(Data excerpts)
┄┄┄┄┄┄┄┄┄┄┄┄┄┄┄┄┄┄┄┄

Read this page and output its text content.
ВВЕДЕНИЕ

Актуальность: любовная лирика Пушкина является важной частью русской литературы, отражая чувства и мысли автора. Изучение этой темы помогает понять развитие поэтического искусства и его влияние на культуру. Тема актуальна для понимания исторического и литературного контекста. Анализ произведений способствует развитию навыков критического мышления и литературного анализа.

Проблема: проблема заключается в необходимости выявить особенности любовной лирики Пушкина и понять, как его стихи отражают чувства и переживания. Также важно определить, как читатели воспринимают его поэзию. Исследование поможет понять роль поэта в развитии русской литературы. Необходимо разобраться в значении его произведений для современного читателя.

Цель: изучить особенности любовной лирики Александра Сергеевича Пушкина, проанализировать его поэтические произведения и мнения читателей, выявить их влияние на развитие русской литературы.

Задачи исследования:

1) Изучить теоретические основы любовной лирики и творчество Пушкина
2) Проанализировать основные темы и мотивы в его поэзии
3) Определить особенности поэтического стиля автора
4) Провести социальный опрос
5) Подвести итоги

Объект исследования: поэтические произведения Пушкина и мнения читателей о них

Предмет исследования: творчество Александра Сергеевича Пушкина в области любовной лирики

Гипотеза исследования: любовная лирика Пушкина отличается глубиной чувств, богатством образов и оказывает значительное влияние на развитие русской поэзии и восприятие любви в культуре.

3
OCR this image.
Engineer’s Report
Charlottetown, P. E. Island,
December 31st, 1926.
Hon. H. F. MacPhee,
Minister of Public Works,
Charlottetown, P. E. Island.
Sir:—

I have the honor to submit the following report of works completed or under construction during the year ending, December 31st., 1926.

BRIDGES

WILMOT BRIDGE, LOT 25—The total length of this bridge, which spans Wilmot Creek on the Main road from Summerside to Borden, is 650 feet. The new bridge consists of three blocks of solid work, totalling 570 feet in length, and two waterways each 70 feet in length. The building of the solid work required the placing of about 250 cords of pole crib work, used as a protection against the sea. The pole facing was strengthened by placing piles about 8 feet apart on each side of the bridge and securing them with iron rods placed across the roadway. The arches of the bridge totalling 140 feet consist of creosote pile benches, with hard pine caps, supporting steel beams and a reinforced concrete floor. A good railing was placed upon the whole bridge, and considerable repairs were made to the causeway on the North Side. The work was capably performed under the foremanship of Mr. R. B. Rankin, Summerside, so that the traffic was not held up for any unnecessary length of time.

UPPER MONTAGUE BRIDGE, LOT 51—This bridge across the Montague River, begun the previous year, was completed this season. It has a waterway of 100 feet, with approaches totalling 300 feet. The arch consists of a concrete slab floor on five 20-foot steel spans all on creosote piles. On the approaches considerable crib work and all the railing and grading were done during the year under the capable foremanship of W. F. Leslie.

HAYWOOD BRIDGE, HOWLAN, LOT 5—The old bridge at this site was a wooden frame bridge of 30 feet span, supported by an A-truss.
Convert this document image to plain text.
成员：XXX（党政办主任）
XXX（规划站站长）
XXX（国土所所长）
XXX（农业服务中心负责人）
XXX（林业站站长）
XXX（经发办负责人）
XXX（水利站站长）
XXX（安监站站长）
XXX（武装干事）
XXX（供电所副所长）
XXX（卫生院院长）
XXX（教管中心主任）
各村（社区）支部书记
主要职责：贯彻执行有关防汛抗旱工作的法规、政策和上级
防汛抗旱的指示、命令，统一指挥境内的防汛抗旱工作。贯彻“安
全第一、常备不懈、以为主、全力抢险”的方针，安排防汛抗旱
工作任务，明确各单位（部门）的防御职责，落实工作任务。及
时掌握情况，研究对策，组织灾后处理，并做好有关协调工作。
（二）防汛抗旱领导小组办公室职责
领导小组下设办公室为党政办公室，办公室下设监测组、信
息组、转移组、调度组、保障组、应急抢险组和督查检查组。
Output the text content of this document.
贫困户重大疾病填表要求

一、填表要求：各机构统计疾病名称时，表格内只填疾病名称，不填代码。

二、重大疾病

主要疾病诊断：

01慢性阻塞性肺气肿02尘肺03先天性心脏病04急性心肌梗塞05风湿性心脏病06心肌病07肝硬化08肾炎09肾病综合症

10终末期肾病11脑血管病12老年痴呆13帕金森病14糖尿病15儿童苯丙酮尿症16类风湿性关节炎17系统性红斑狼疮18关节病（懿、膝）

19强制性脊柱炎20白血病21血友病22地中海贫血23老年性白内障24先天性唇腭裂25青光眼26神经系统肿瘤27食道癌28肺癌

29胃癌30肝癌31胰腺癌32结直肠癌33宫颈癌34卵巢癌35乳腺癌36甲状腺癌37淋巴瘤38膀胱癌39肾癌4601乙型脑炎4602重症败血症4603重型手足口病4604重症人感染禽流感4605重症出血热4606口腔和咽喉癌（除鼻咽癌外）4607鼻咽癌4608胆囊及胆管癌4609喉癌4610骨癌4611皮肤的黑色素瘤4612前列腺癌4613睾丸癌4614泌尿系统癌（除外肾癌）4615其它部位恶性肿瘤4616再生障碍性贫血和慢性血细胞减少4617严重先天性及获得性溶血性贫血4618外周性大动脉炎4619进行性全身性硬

┄┄┄┄┄┄┄┄┄┄┄┄┄┄┄┄┄┄┄┄

Search the preceding listing for "floor" and extract every line where it is found.

WILMOT BRIDGE, LOT 25—The total length of this bridge, which spans Wilmot Creek on the Main road from Summerside to Borden, is 650 feet. The new bridge consists of three blocks of solid work, totalling 570 feet in length, and two waterways each 70 feet in length. The building of the solid work required the placing of about 250 cords of pole crib work, used as a protection against the sea. The pole facing was strengthened by placing piles about 8 feet apart on each side of the bridge and securing them with iron rods placed across the roadway. The arches of the bridge totalling 140 feet consist of creosote pile benches, with hard pine caps, supporting steel beams and a reinforced concrete floor. A good railing was placed upon the whole bridge, and considerable repairs were made to the causeway on the North Side. The work was capably performed under the foremanship of Mr. R. B. Rankin, Summerside, so that the traffic was not held up for any unnecessary length of time.
UPPER MONTAGUE BRIDGE, LOT 51—This bridge across the Montague River, begun the previous year, was completed this season. It has a waterway of 100 feet, with approaches totalling 300 feet. The arch consists of a concrete slab floor on five 20-foot steel spans all on creosote piles. On the approaches considerable crib work and all the railing and grading were done during the year under the capable foremanship of W. F. Leslie.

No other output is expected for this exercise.